◆ **Exercise instructions**
Copy each line below in which the string "Worth" occurs.

◆ **Extracts from a graphics dataset**
+===+

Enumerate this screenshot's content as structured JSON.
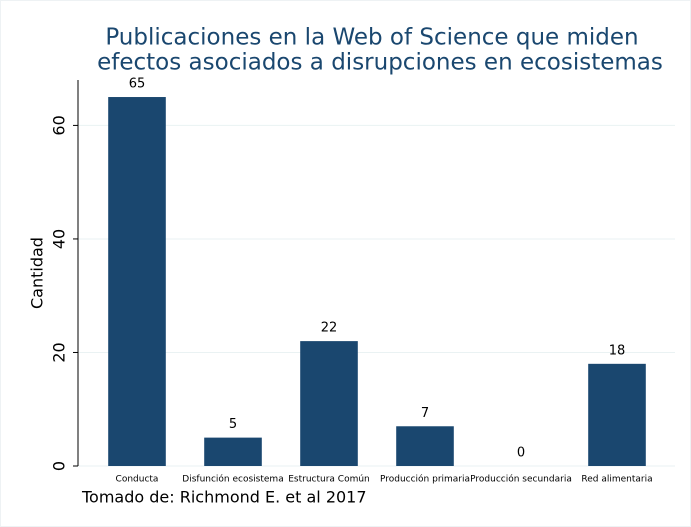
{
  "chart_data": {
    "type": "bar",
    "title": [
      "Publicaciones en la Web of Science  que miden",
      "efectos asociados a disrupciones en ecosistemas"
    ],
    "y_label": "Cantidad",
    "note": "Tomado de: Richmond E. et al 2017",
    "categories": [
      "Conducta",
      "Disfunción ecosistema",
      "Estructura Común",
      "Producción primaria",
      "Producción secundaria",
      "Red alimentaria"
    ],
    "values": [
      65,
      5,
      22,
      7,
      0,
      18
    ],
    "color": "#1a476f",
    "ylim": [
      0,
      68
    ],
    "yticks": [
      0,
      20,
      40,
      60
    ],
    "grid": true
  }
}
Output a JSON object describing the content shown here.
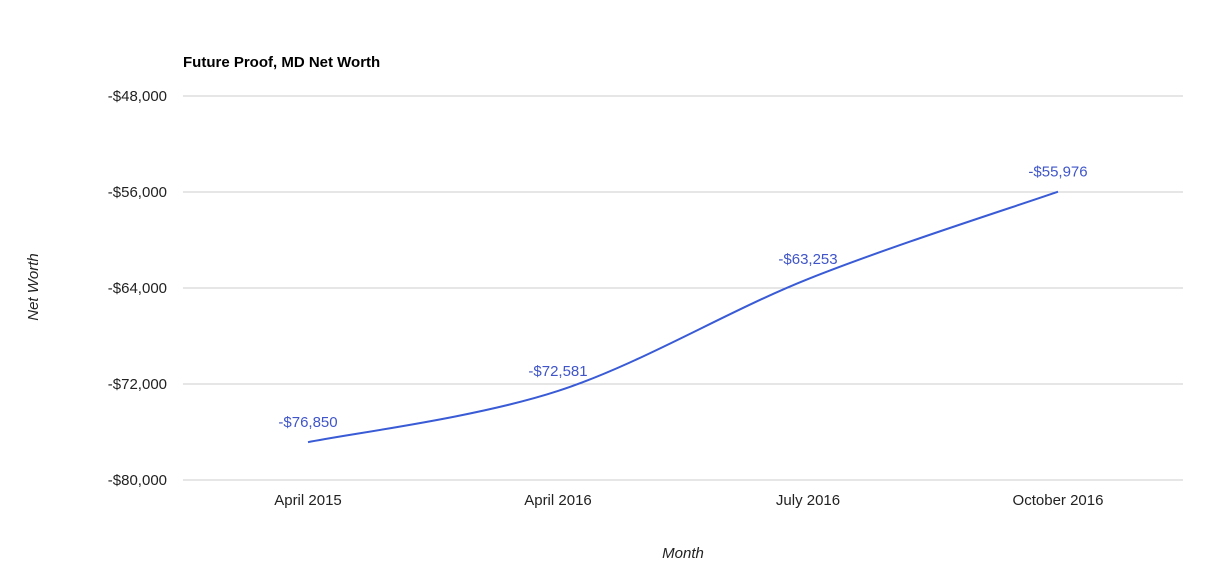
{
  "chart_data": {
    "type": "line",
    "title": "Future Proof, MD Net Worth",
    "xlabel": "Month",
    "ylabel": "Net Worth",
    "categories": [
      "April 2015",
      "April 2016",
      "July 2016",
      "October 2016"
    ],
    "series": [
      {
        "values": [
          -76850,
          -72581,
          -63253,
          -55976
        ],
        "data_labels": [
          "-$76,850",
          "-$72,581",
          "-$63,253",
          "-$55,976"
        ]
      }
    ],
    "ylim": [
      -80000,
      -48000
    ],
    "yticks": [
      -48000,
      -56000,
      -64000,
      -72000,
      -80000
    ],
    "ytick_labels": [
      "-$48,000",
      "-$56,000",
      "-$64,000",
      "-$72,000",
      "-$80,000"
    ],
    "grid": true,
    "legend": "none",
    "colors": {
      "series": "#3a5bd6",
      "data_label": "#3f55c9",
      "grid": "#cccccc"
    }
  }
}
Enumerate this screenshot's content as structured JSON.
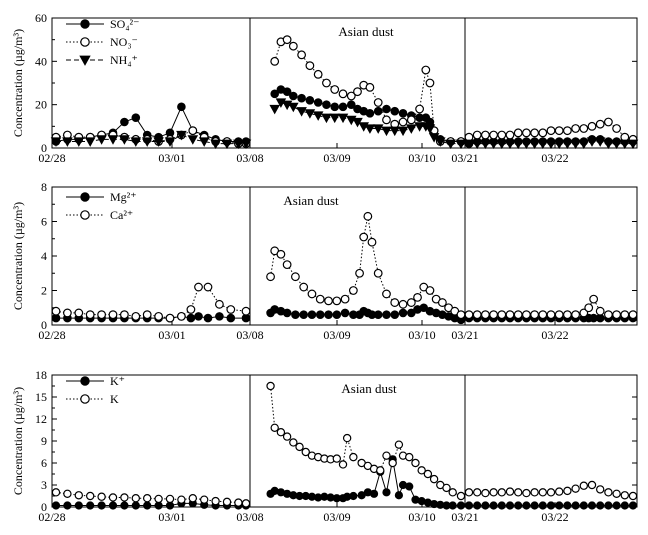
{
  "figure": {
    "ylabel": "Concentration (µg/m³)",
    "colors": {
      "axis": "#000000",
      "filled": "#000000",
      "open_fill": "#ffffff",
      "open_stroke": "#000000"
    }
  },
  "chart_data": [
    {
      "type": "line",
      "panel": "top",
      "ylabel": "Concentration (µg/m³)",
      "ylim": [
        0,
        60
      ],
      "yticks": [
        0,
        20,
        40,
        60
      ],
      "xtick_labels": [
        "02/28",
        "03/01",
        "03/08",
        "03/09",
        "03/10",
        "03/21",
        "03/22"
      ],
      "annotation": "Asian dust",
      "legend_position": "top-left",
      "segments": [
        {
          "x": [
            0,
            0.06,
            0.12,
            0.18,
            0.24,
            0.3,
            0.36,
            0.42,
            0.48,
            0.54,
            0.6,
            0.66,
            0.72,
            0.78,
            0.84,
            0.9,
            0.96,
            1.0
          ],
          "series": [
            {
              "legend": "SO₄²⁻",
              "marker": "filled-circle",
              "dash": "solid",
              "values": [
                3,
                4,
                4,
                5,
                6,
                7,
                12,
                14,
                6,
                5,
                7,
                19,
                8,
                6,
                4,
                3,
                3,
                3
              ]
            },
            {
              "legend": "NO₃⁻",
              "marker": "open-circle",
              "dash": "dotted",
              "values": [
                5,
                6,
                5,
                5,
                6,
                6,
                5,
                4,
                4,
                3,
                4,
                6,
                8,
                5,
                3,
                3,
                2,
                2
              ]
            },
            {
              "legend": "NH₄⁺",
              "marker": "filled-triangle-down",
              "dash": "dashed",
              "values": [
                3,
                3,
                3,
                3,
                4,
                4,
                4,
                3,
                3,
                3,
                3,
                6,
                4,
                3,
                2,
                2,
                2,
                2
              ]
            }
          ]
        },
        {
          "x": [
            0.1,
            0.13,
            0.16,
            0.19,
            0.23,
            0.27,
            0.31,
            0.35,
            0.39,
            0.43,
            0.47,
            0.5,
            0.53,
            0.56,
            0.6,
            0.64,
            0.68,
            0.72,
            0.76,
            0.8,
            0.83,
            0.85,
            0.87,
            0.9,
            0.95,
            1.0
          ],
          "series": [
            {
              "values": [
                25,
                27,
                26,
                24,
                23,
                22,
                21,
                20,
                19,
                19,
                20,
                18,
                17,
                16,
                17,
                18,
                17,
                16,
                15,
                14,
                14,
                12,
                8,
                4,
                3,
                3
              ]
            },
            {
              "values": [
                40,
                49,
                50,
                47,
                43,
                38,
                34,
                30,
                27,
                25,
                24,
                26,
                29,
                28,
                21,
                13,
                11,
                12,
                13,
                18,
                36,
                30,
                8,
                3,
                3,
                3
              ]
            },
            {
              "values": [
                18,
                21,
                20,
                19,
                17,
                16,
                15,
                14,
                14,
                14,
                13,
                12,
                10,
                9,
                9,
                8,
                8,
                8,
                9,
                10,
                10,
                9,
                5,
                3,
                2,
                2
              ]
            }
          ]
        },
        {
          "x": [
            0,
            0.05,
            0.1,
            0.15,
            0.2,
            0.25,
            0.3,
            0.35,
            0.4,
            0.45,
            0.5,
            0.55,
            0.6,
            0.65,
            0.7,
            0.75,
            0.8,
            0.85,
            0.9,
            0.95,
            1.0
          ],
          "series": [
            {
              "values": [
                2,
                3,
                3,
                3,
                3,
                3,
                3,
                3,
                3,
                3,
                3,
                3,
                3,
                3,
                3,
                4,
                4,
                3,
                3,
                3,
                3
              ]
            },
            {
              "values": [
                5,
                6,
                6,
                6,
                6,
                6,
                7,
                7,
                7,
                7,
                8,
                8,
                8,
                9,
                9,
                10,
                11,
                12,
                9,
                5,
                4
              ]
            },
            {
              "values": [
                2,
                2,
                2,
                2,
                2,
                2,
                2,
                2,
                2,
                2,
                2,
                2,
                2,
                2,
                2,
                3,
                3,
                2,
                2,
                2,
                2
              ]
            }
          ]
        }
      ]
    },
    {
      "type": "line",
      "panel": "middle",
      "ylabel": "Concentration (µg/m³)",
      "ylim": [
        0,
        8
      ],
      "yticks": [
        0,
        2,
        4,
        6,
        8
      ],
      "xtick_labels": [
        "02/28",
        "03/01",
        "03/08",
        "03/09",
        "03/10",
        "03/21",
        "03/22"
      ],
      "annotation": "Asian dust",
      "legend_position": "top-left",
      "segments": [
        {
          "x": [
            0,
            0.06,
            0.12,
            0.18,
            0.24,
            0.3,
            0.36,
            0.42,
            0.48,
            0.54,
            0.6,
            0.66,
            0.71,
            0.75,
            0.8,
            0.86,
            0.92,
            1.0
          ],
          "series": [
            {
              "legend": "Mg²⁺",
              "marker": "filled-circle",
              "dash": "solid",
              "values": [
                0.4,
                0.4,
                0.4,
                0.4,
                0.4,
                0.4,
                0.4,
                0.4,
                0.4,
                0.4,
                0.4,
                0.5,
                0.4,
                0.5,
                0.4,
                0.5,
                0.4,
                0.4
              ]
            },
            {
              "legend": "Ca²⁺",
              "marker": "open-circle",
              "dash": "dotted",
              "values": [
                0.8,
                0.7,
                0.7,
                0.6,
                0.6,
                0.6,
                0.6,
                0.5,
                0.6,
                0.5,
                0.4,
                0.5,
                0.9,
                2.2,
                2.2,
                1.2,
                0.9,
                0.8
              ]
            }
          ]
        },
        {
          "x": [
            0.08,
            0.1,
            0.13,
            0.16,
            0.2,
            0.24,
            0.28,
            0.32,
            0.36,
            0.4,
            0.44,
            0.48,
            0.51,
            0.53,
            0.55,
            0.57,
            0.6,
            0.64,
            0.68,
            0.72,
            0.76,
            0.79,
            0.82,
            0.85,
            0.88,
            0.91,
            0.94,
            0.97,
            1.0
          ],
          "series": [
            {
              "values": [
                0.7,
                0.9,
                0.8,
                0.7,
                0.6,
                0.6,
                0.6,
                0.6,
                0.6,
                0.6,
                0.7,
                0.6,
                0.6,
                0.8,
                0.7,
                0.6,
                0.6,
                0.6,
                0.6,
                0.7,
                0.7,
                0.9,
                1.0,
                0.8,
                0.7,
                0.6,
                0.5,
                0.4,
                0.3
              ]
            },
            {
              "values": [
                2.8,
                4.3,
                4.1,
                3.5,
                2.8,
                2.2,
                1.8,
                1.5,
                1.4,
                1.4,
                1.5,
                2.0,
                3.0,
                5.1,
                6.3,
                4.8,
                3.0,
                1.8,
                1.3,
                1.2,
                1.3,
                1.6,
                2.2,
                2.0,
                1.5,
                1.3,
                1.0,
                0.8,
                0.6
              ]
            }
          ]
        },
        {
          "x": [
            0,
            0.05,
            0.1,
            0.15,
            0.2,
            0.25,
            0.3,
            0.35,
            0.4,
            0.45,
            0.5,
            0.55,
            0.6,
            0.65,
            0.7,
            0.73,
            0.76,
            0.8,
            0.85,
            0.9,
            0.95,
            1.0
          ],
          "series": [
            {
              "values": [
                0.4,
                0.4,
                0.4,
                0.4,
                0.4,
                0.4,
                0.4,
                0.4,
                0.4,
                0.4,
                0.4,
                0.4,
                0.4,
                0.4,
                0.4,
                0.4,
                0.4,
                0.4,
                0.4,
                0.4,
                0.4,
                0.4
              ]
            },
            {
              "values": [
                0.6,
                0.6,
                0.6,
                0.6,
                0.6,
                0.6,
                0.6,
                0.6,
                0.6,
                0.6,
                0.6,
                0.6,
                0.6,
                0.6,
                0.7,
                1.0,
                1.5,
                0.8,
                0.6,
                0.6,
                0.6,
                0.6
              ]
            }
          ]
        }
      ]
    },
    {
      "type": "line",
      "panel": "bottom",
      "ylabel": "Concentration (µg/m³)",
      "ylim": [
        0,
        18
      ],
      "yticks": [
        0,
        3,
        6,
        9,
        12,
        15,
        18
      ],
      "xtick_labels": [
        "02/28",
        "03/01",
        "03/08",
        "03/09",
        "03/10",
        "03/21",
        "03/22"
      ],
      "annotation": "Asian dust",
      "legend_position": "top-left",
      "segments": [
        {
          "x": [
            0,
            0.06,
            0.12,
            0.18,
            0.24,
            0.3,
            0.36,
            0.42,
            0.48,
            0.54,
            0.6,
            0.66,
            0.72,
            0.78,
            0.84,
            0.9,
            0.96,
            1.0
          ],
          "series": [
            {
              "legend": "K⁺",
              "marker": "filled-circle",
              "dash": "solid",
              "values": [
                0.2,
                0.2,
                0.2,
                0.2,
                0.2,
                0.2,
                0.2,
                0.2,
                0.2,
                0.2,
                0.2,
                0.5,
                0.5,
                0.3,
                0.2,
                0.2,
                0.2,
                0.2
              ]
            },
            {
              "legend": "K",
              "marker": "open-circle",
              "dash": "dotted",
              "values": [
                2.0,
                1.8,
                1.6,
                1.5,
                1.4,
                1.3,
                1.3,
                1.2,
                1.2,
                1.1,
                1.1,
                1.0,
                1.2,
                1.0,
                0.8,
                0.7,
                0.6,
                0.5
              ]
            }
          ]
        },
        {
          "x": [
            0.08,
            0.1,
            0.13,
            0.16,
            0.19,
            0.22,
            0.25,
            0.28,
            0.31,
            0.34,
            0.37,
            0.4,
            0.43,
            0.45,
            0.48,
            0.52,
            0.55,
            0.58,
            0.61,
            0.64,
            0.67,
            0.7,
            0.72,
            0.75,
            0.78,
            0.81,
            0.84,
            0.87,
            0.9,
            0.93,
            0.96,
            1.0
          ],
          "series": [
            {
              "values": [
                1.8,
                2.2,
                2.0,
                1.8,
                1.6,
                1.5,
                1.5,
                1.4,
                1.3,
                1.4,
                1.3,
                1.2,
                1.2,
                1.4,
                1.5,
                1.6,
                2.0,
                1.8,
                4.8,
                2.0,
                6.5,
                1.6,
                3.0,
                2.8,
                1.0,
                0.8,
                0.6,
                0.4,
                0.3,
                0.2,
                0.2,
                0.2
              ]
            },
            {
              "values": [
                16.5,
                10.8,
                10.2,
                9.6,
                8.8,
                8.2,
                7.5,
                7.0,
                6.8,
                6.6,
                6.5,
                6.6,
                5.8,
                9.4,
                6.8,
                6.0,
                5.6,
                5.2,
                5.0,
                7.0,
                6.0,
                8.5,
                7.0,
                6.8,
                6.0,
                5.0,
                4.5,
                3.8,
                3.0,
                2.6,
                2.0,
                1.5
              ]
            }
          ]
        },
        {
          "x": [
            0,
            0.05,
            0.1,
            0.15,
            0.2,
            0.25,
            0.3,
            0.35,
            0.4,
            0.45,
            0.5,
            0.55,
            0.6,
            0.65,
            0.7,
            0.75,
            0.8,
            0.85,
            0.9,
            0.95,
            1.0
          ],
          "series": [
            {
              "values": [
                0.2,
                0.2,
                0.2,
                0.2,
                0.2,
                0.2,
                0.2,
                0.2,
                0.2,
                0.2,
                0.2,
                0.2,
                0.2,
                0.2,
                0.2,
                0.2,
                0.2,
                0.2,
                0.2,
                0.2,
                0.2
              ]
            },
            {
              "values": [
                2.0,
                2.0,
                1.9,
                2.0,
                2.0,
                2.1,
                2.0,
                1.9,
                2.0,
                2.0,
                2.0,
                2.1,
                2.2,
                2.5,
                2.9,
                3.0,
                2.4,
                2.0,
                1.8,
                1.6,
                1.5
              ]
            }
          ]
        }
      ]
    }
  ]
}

+===+

◆ **Reply to the task**
    "title": "Future Proof, MD Net Worth",
    "ylabel": "Net Worth",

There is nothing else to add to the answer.